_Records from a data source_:
= = =

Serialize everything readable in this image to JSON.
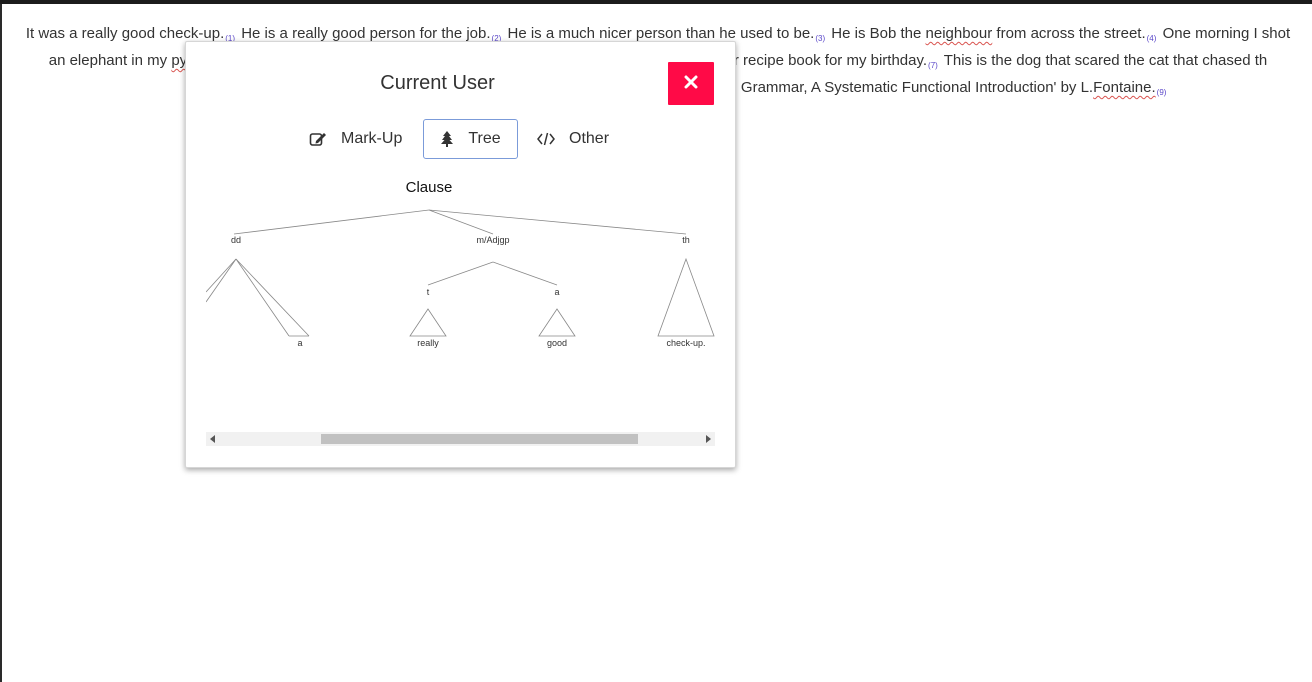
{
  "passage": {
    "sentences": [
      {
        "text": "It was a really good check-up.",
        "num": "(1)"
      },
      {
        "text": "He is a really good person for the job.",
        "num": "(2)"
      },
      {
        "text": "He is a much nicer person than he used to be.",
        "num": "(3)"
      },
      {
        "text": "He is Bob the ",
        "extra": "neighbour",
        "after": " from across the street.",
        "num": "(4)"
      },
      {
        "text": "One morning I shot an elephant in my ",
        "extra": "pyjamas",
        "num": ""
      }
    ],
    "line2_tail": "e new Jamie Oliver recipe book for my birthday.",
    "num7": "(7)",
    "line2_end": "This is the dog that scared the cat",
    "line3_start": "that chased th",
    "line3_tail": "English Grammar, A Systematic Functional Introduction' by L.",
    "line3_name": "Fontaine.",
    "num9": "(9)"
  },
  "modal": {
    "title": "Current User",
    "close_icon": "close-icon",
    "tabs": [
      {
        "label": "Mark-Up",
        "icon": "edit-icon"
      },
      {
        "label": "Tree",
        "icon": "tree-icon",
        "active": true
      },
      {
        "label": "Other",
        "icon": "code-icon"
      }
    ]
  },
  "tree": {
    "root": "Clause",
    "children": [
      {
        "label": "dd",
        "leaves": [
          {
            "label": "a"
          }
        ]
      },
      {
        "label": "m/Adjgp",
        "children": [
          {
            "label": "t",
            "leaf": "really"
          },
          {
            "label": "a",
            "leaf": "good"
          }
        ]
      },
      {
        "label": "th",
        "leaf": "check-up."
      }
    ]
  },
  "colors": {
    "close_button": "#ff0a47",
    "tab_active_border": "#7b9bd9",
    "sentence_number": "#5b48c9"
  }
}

= = =

_WHAT YOU ARE ASKED TO DO_: Show all lines above holding "good".

_COMPLETE OUTPUT_:
        "text": "It was a really good check-up.",
        "text": "He is a really good person for the job.",
            "leaf": "good"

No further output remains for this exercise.